EXERCISE GOAL:
Write out the entries verbatim and leave the images out of the copy.

WORKING DATA:
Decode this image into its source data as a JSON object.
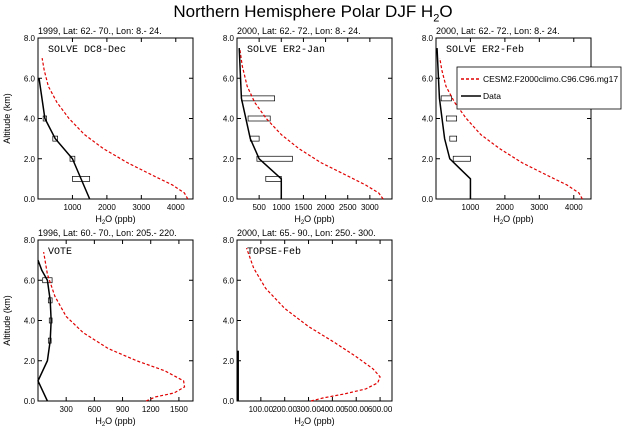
{
  "figure": {
    "title_main": "Northern Hemisphere Polar DJF H",
    "title_sub": "2",
    "title_tail": "O",
    "ylabel": "Altitude (km)",
    "xlabel_main": "H",
    "xlabel_sub": "2",
    "xlabel_tail": "O (ppb)"
  },
  "legend": {
    "entries": [
      {
        "label": "CESM2.F2000climo.C96.C96.mg17",
        "color": "#e00000",
        "style": "dashed"
      },
      {
        "label": "Data",
        "color": "#000000",
        "style": "solid"
      }
    ]
  },
  "chart_data": [
    {
      "type": "line",
      "header": "1999, Lat: 62.- 70., Lon: 8.- 24.",
      "name": "SOLVE DC8-Dec",
      "xlim": [
        0,
        4500
      ],
      "ylim": [
        0,
        8
      ],
      "xticks": [
        1000,
        2000,
        3000,
        4000
      ],
      "xtick_labels": [
        "1000",
        "2000",
        "3000",
        "4000"
      ],
      "yticks": [
        0,
        2,
        4,
        6,
        8
      ],
      "ytick_labels": [
        "0.0",
        "2.0",
        "4.0",
        "6.0",
        "8.0"
      ],
      "model": {
        "x": [
          4350,
          4250,
          3900,
          3300,
          2600,
          1900,
          1350,
          900,
          550,
          300,
          180,
          120
        ],
        "y": [
          0,
          0.3,
          0.7,
          1.2,
          1.8,
          2.5,
          3.2,
          4.0,
          4.8,
          5.6,
          6.4,
          7.0
        ]
      },
      "data": {
        "x": [
          1500,
          1250,
          1000,
          500,
          200,
          30
        ],
        "y": [
          0,
          1,
          2,
          3,
          4,
          6
        ]
      },
      "boxes": [
        {
          "y": 1,
          "x0": 1000,
          "x1": 1500
        },
        {
          "y": 2,
          "x0": 930,
          "x1": 1070
        },
        {
          "y": 3,
          "x0": 430,
          "x1": 570
        },
        {
          "y": 4,
          "x0": 150,
          "x1": 250
        }
      ]
    },
    {
      "type": "line",
      "header": "2000, Lat: 62.- 72., Lon: 8.- 24.",
      "name": "SOLVE ER2-Jan",
      "xlim": [
        0,
        3500
      ],
      "ylim": [
        0,
        8
      ],
      "xticks": [
        500,
        1000,
        1500,
        2000,
        2500,
        3000
      ],
      "xtick_labels": [
        "500",
        "1000",
        "1500",
        "2000",
        "2500",
        "3000"
      ],
      "yticks": [
        0,
        2,
        4,
        6,
        8
      ],
      "ytick_labels": [
        "0.0",
        "2.0",
        "4.0",
        "6.0",
        "8.0"
      ],
      "model": {
        "x": [
          3300,
          3200,
          2900,
          2450,
          1900,
          1400,
          1000,
          660,
          400,
          230,
          120,
          60
        ],
        "y": [
          0,
          0.3,
          0.7,
          1.2,
          1.8,
          2.5,
          3.2,
          4.0,
          4.8,
          5.6,
          6.6,
          7.5
        ]
      },
      "data": {
        "x": [
          1000,
          1000,
          750,
          500,
          300,
          100,
          50
        ],
        "y": [
          0,
          1,
          1.5,
          2,
          3,
          5,
          7.5
        ]
      },
      "boxes": [
        {
          "y": 1,
          "x0": 650,
          "x1": 1000
        },
        {
          "y": 2,
          "x0": 450,
          "x1": 1250
        },
        {
          "y": 3,
          "x0": 300,
          "x1": 500
        },
        {
          "y": 4,
          "x0": 250,
          "x1": 750
        },
        {
          "y": 5,
          "x0": 100,
          "x1": 850
        }
      ]
    },
    {
      "type": "line",
      "header": "2000, Lat: 62.- 72., Lon: 8.- 24.",
      "name": "SOLVE ER2-Feb",
      "xlim": [
        0,
        4500
      ],
      "ylim": [
        0,
        8
      ],
      "xticks": [
        1000,
        2000,
        3000,
        4000
      ],
      "xtick_labels": [
        "1000",
        "2000",
        "3000",
        "4000"
      ],
      "yticks": [
        0,
        2,
        4,
        6,
        8
      ],
      "ytick_labels": [
        "0.0",
        "2.0",
        "4.0",
        "6.0",
        "8.0"
      ],
      "model": {
        "x": [
          4250,
          4150,
          3800,
          3200,
          2500,
          1850,
          1300,
          880,
          540,
          290,
          170,
          110
        ],
        "y": [
          0,
          0.3,
          0.7,
          1.2,
          1.8,
          2.5,
          3.2,
          4.0,
          4.8,
          5.6,
          6.4,
          7.0
        ]
      },
      "data": {
        "x": [
          1000,
          1000,
          700,
          400,
          250,
          100,
          30
        ],
        "y": [
          0,
          1,
          1.5,
          2,
          3,
          5,
          7.5
        ]
      },
      "boxes": [
        {
          "y": 2,
          "x0": 500,
          "x1": 1000
        },
        {
          "y": 3,
          "x0": 400,
          "x1": 600
        },
        {
          "y": 4,
          "x0": 300,
          "x1": 600
        },
        {
          "y": 5,
          "x0": 150,
          "x1": 450
        }
      ]
    },
    {
      "type": "line",
      "header": "1996, Lat: 60.- 70., Lon: 205.- 220.",
      "name": "VOTE",
      "xlim": [
        0,
        1650
      ],
      "ylim": [
        0,
        8
      ],
      "xticks": [
        300,
        600,
        900,
        1200,
        1500
      ],
      "xtick_labels": [
        "300",
        "600",
        "900",
        "1200",
        "1500"
      ],
      "yticks": [
        0,
        2,
        4,
        6,
        8
      ],
      "ytick_labels": [
        "0.0",
        "2.0",
        "4.0",
        "6.0",
        "8.0"
      ],
      "model": {
        "x": [
          1150,
          1250,
          1450,
          1560,
          1550,
          1350,
          1050,
          750,
          480,
          300,
          180,
          100,
          60
        ],
        "y": [
          0,
          0.2,
          0.4,
          0.7,
          1.0,
          1.5,
          2.0,
          2.6,
          3.4,
          4.2,
          5.2,
          6.3,
          7.4
        ]
      },
      "data": {
        "x": [
          100,
          50,
          0,
          100,
          130,
          140,
          130,
          100,
          40,
          0
        ],
        "y": [
          0,
          0.5,
          1.0,
          2.0,
          3.0,
          4.0,
          5.0,
          6.0,
          6.5,
          7.0
        ]
      },
      "boxes": [
        {
          "y": 3,
          "x0": 110,
          "x1": 140
        },
        {
          "y": 4,
          "x0": 120,
          "x1": 150
        },
        {
          "y": 5,
          "x0": 110,
          "x1": 150
        },
        {
          "y": 6,
          "x0": 50,
          "x1": 150
        }
      ]
    },
    {
      "type": "line",
      "header": "2000, Lat: 65.- 90., Lon: 250.- 300.",
      "name": "TOPSE-Feb",
      "xlim": [
        0,
        650
      ],
      "ylim": [
        0,
        8
      ],
      "xticks": [
        100,
        200,
        300,
        400,
        500,
        600
      ],
      "xtick_labels": [
        "100.00",
        "200.00",
        "300.00",
        "400.00",
        "500.00",
        "600.00"
      ],
      "yticks": [
        0,
        2,
        4,
        6,
        8
      ],
      "ytick_labels": [
        "0.0",
        "2.0",
        "4.0",
        "6.0",
        "8.0"
      ],
      "model": {
        "x": [
          310,
          360,
          450,
          540,
          590,
          600,
          570,
          500,
          410,
          300,
          200,
          120,
          70,
          40
        ],
        "y": [
          0,
          0.15,
          0.35,
          0.6,
          0.9,
          1.2,
          1.6,
          2.2,
          2.9,
          3.7,
          4.6,
          5.6,
          6.6,
          7.6
        ]
      },
      "data": {
        "x": [
          5,
          5
        ],
        "y": [
          0,
          2.5
        ]
      },
      "boxes": []
    }
  ]
}
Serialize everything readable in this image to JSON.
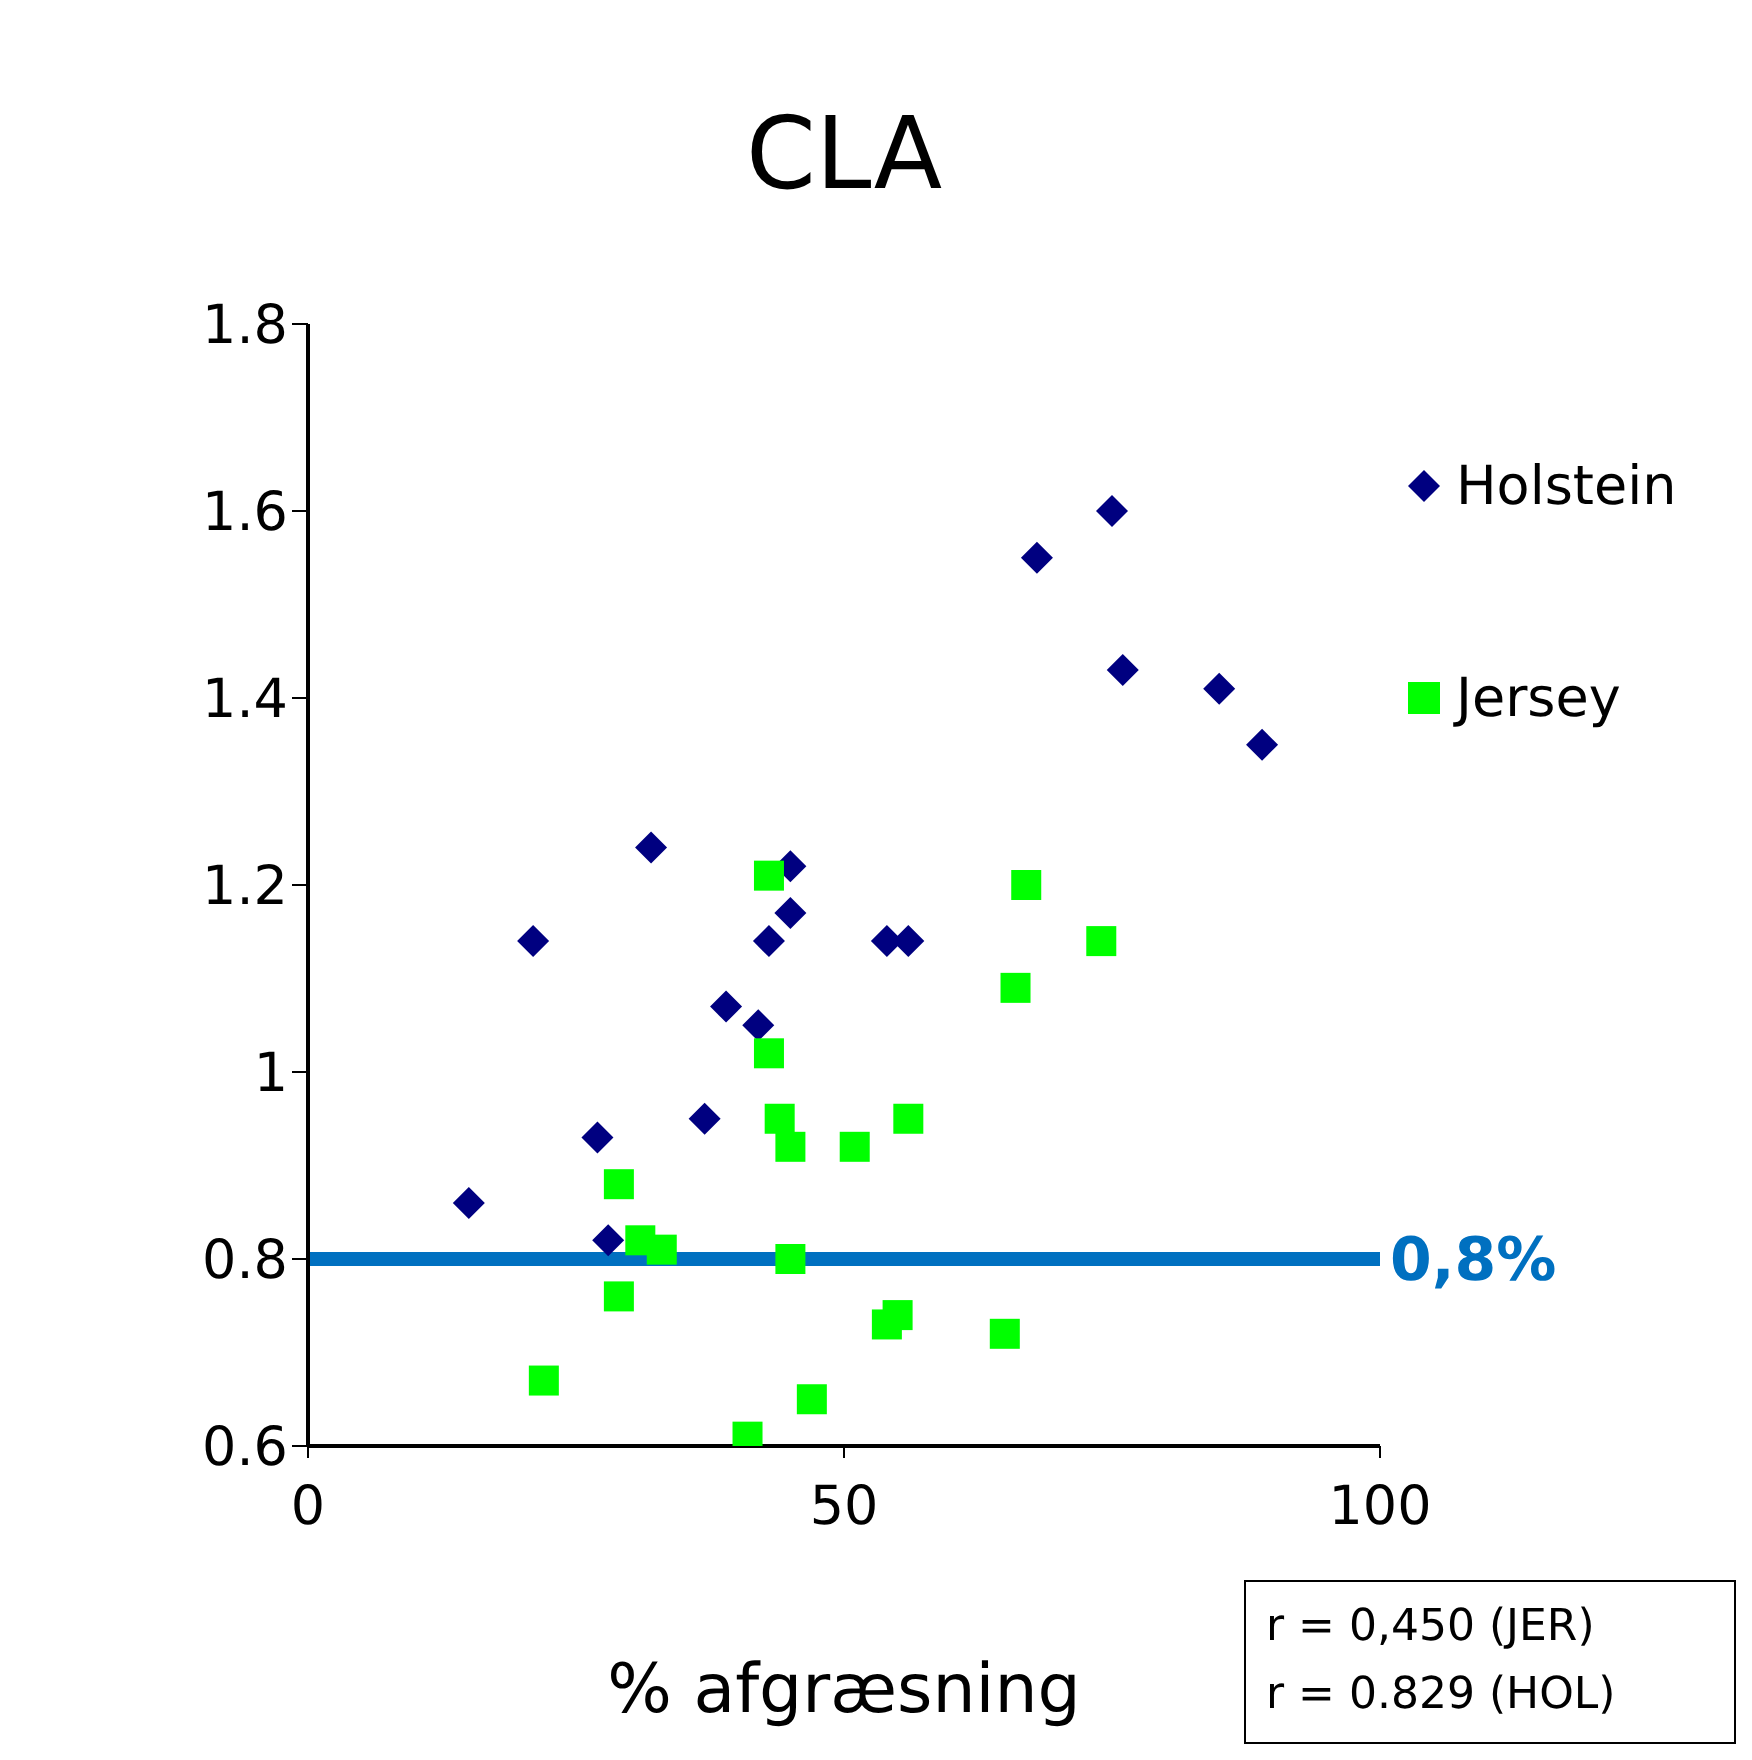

THE RESULT:
Decode this image into its source data as a JSON object.
{
  "figure": {
    "title_main": "Northern Hemisphere Polar DJF H",
    "title_sub": "2",
    "title_tail": "O",
    "ylabel": "Altitude (km)",
    "xlabel_main": "H",
    "xlabel_sub": "2",
    "xlabel_tail": "O (ppb)"
  },
  "legend": {
    "entries": [
      {
        "label": "CESM2.F2000climo.C96.C96.mg17",
        "color": "#e00000",
        "style": "dashed"
      },
      {
        "label": "Data",
        "color": "#000000",
        "style": "solid"
      }
    ]
  },
  "chart_data": [
    {
      "type": "line",
      "header": "1999, Lat: 62.- 70., Lon: 8.- 24.",
      "name": "SOLVE DC8-Dec",
      "xlim": [
        0,
        4500
      ],
      "ylim": [
        0,
        8
      ],
      "xticks": [
        1000,
        2000,
        3000,
        4000
      ],
      "xtick_labels": [
        "1000",
        "2000",
        "3000",
        "4000"
      ],
      "yticks": [
        0,
        2,
        4,
        6,
        8
      ],
      "ytick_labels": [
        "0.0",
        "2.0",
        "4.0",
        "6.0",
        "8.0"
      ],
      "model": {
        "x": [
          4350,
          4250,
          3900,
          3300,
          2600,
          1900,
          1350,
          900,
          550,
          300,
          180,
          120
        ],
        "y": [
          0,
          0.3,
          0.7,
          1.2,
          1.8,
          2.5,
          3.2,
          4.0,
          4.8,
          5.6,
          6.4,
          7.0
        ]
      },
      "data": {
        "x": [
          1500,
          1250,
          1000,
          500,
          200,
          30
        ],
        "y": [
          0,
          1,
          2,
          3,
          4,
          6
        ]
      },
      "boxes": [
        {
          "y": 1,
          "x0": 1000,
          "x1": 1500
        },
        {
          "y": 2,
          "x0": 930,
          "x1": 1070
        },
        {
          "y": 3,
          "x0": 430,
          "x1": 570
        },
        {
          "y": 4,
          "x0": 150,
          "x1": 250
        }
      ]
    },
    {
      "type": "line",
      "header": "2000, Lat: 62.- 72., Lon: 8.- 24.",
      "name": "SOLVE ER2-Jan",
      "xlim": [
        0,
        3500
      ],
      "ylim": [
        0,
        8
      ],
      "xticks": [
        500,
        1000,
        1500,
        2000,
        2500,
        3000
      ],
      "xtick_labels": [
        "500",
        "1000",
        "1500",
        "2000",
        "2500",
        "3000"
      ],
      "yticks": [
        0,
        2,
        4,
        6,
        8
      ],
      "ytick_labels": [
        "0.0",
        "2.0",
        "4.0",
        "6.0",
        "8.0"
      ],
      "model": {
        "x": [
          3300,
          3200,
          2900,
          2450,
          1900,
          1400,
          1000,
          660,
          400,
          230,
          120,
          60
        ],
        "y": [
          0,
          0.3,
          0.7,
          1.2,
          1.8,
          2.5,
          3.2,
          4.0,
          4.8,
          5.6,
          6.6,
          7.5
        ]
      },
      "data": {
        "x": [
          1000,
          1000,
          750,
          500,
          300,
          100,
          50
        ],
        "y": [
          0,
          1,
          1.5,
          2,
          3,
          5,
          7.5
        ]
      },
      "boxes": [
        {
          "y": 1,
          "x0": 650,
          "x1": 1000
        },
        {
          "y": 2,
          "x0": 450,
          "x1": 1250
        },
        {
          "y": 3,
          "x0": 300,
          "x1": 500
        },
        {
          "y": 4,
          "x0": 250,
          "x1": 750
        },
        {
          "y": 5,
          "x0": 100,
          "x1": 850
        }
      ]
    },
    {
      "type": "line",
      "header": "2000, Lat: 62.- 72., Lon: 8.- 24.",
      "name": "SOLVE ER2-Feb",
      "xlim": [
        0,
        4500
      ],
      "ylim": [
        0,
        8
      ],
      "xticks": [
        1000,
        2000,
        3000,
        4000
      ],
      "xtick_labels": [
        "1000",
        "2000",
        "3000",
        "4000"
      ],
      "yticks": [
        0,
        2,
        4,
        6,
        8
      ],
      "ytick_labels": [
        "0.0",
        "2.0",
        "4.0",
        "6.0",
        "8.0"
      ],
      "model": {
        "x": [
          4250,
          4150,
          3800,
          3200,
          2500,
          1850,
          1300,
          880,
          540,
          290,
          170,
          110
        ],
        "y": [
          0,
          0.3,
          0.7,
          1.2,
          1.8,
          2.5,
          3.2,
          4.0,
          4.8,
          5.6,
          6.4,
          7.0
        ]
      },
      "data": {
        "x": [
          1000,
          1000,
          700,
          400,
          250,
          100,
          30
        ],
        "y": [
          0,
          1,
          1.5,
          2,
          3,
          5,
          7.5
        ]
      },
      "boxes": [
        {
          "y": 2,
          "x0": 500,
          "x1": 1000
        },
        {
          "y": 3,
          "x0": 400,
          "x1": 600
        },
        {
          "y": 4,
          "x0": 300,
          "x1": 600
        },
        {
          "y": 5,
          "x0": 150,
          "x1": 450
        }
      ]
    },
    {
      "type": "line",
      "header": "1996, Lat: 60.- 70., Lon: 205.- 220.",
      "name": "VOTE",
      "xlim": [
        0,
        1650
      ],
      "ylim": [
        0,
        8
      ],
      "xticks": [
        300,
        600,
        900,
        1200,
        1500
      ],
      "xtick_labels": [
        "300",
        "600",
        "900",
        "1200",
        "1500"
      ],
      "yticks": [
        0,
        2,
        4,
        6,
        8
      ],
      "ytick_labels": [
        "0.0",
        "2.0",
        "4.0",
        "6.0",
        "8.0"
      ],
      "model": {
        "x": [
          1150,
          1250,
          1450,
          1560,
          1550,
          1350,
          1050,
          750,
          480,
          300,
          180,
          100,
          60
        ],
        "y": [
          0,
          0.2,
          0.4,
          0.7,
          1.0,
          1.5,
          2.0,
          2.6,
          3.4,
          4.2,
          5.2,
          6.3,
          7.4
        ]
      },
      "data": {
        "x": [
          100,
          50,
          0,
          100,
          130,
          140,
          130,
          100,
          40,
          0
        ],
        "y": [
          0,
          0.5,
          1.0,
          2.0,
          3.0,
          4.0,
          5.0,
          6.0,
          6.5,
          7.0
        ]
      },
      "boxes": [
        {
          "y": 3,
          "x0": 110,
          "x1": 140
        },
        {
          "y": 4,
          "x0": 120,
          "x1": 150
        },
        {
          "y": 5,
          "x0": 110,
          "x1": 150
        },
        {
          "y": 6,
          "x0": 50,
          "x1": 150
        }
      ]
    },
    {
      "type": "line",
      "header": "2000, Lat: 65.- 90., Lon: 250.- 300.",
      "name": "TOPSE-Feb",
      "xlim": [
        0,
        650
      ],
      "ylim": [
        0,
        8
      ],
      "xticks": [
        100,
        200,
        300,
        400,
        500,
        600
      ],
      "xtick_labels": [
        "100.00",
        "200.00",
        "300.00",
        "400.00",
        "500.00",
        "600.00"
      ],
      "yticks": [
        0,
        2,
        4,
        6,
        8
      ],
      "ytick_labels": [
        "0.0",
        "2.0",
        "4.0",
        "6.0",
        "8.0"
      ],
      "model": {
        "x": [
          310,
          360,
          450,
          540,
          590,
          600,
          570,
          500,
          410,
          300,
          200,
          120,
          70,
          40
        ],
        "y": [
          0,
          0.15,
          0.35,
          0.6,
          0.9,
          1.2,
          1.6,
          2.2,
          2.9,
          3.7,
          4.6,
          5.6,
          6.6,
          7.6
        ]
      },
      "data": {
        "x": [
          5,
          5
        ],
        "y": [
          0,
          2.5
        ]
      },
      "boxes": []
    }
  ]
}
Serialize everything readable in this image to JSON.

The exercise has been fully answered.